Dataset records
☆ ☆ ☆ ☆ ☆ ☆ ☆

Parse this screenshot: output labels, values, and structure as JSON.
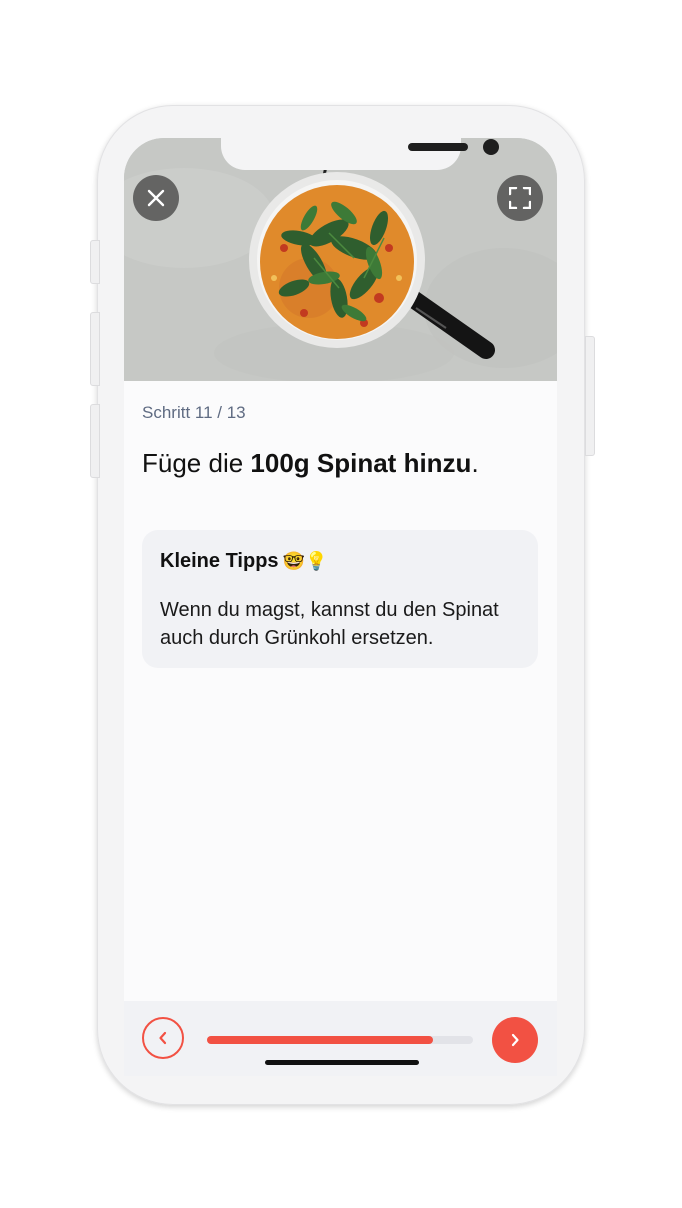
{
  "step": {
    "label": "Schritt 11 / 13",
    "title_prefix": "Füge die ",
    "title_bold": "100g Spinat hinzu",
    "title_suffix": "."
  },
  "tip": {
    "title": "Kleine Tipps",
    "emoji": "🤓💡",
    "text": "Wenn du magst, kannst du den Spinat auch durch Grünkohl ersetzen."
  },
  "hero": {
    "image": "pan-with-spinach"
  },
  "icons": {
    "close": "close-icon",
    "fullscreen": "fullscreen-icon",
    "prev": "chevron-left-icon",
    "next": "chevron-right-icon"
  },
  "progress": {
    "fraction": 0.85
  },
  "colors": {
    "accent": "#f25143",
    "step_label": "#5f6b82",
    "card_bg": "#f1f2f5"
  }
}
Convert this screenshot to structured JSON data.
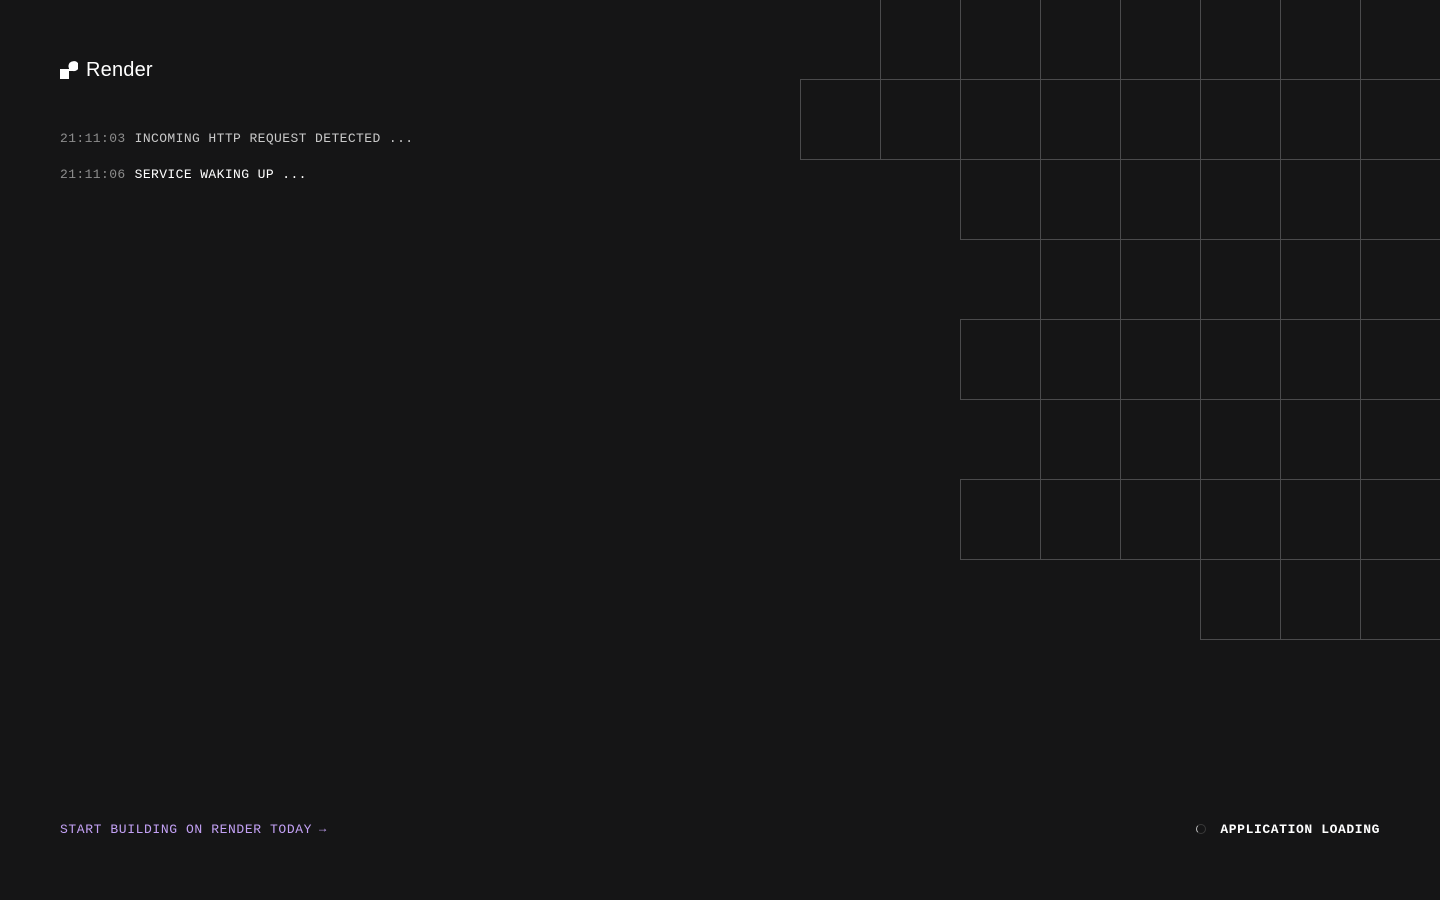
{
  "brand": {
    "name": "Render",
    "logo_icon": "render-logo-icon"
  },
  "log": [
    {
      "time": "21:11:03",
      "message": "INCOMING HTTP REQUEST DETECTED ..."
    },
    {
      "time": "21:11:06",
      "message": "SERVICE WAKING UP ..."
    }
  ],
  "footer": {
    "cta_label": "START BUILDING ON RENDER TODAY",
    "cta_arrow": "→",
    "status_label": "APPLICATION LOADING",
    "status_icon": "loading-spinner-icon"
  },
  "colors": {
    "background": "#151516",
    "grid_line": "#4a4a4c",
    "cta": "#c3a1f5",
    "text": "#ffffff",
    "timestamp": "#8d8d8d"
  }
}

☆ ☆ ☆ ☆ ☆ ☆ ☆

Your goal:
Provide only the count of lines in the data above that include the string "Spinat".

Solved problem:
2